Required work:
Assemble all lines in which the string "with" appears.

(Dataset records)
********

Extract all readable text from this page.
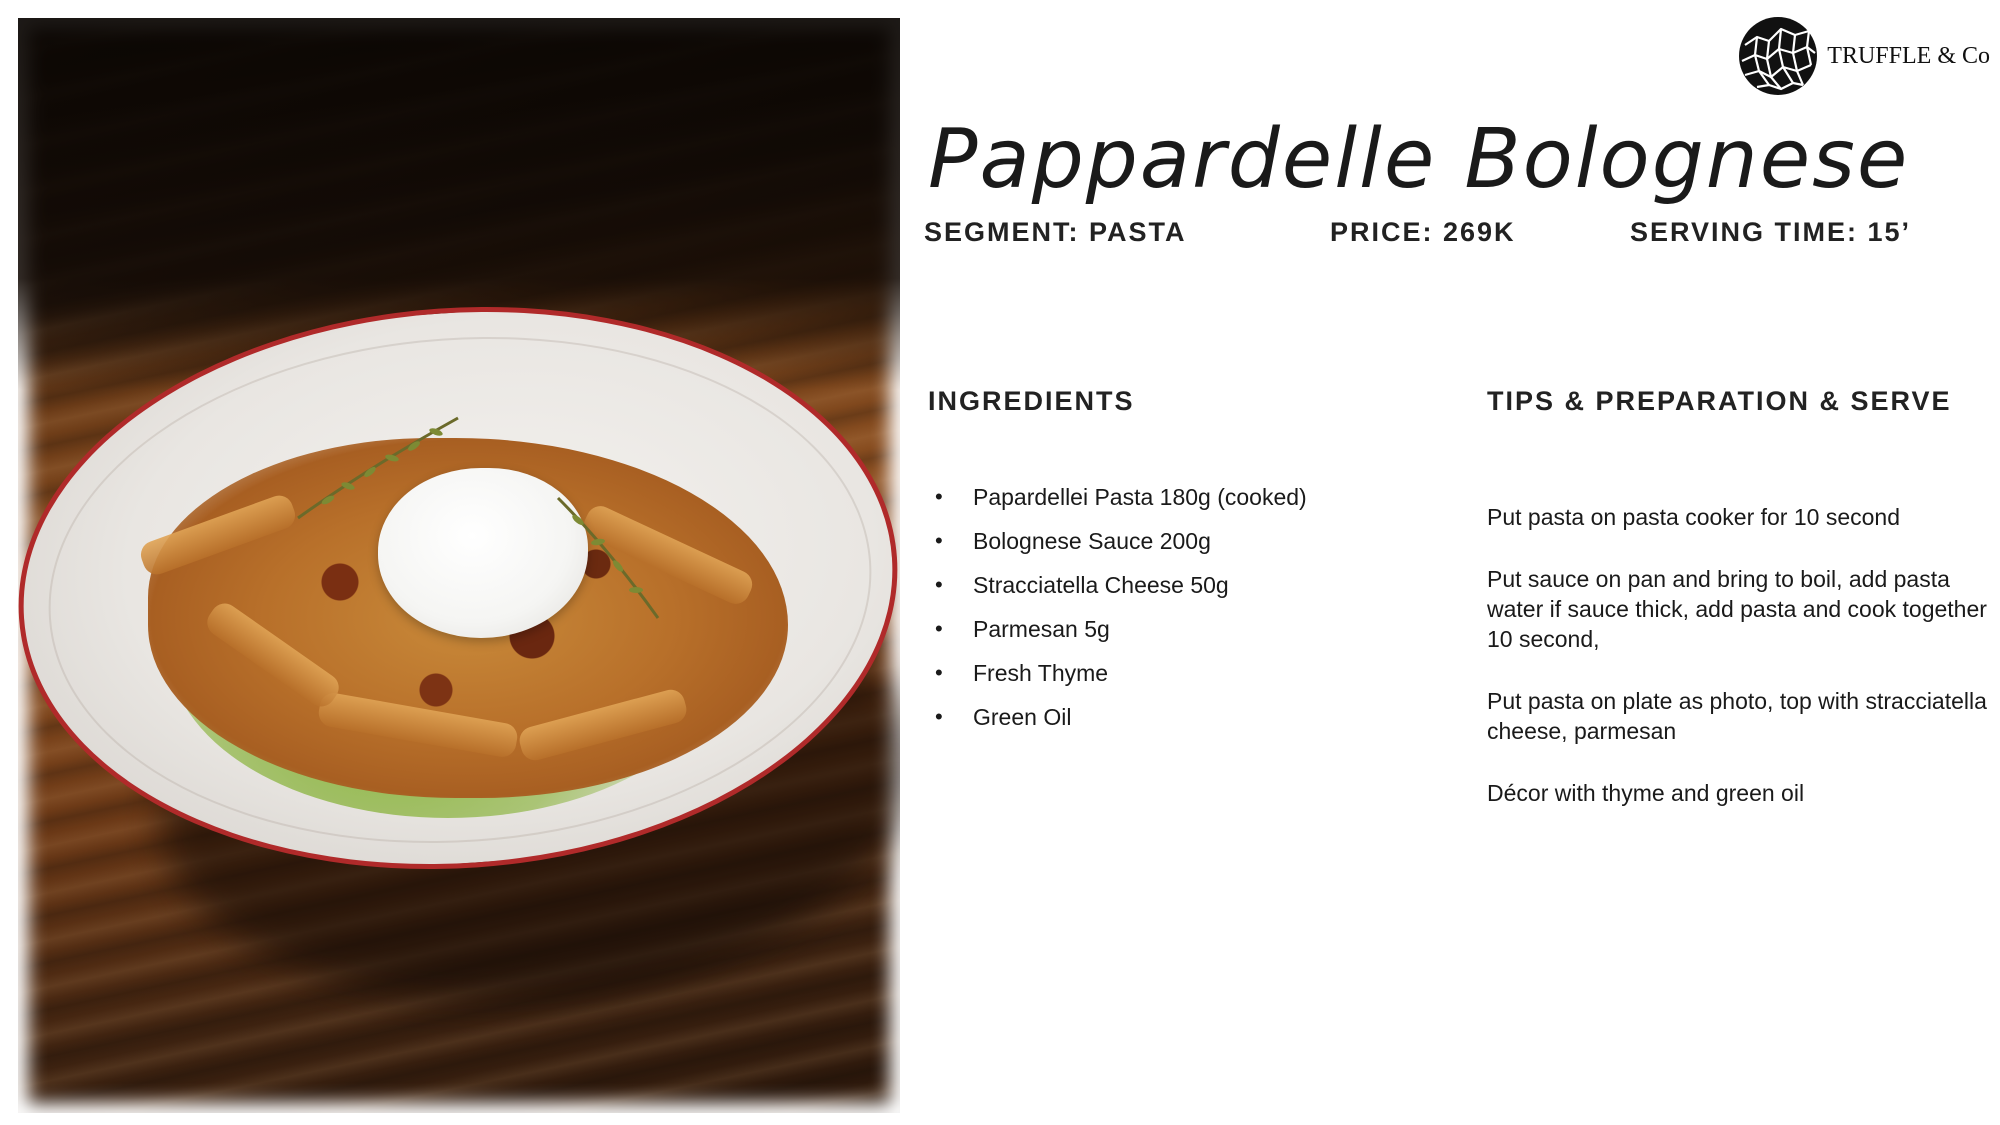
TRUFFLE & Co
Pappardelle Bolognese
SEGMENT: PASTA	PRICE: 269K	SERVING TIME: 15’
INGREDIENTS
• Papardellei Pasta 180g (cooked)
• Bolognese Sauce 200g
• Stracciatella Cheese 50g
• Parmesan 5g
• Fresh Thyme
• Green Oil
TIPS & PREPARATION & SERVE

Put pasta on pasta cooker for 10 second

Put sauce on pan and bring to boil, add pasta water if sauce thick, add pasta and cook together 10 second,

Put pasta on plate as photo, top with stracciatella cheese, parmesan

Décor with thyme and green oil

********

Expected answer:
Put pasta on plate as photo, top with stracciatella cheese, parmesan
Décor with thyme and green oil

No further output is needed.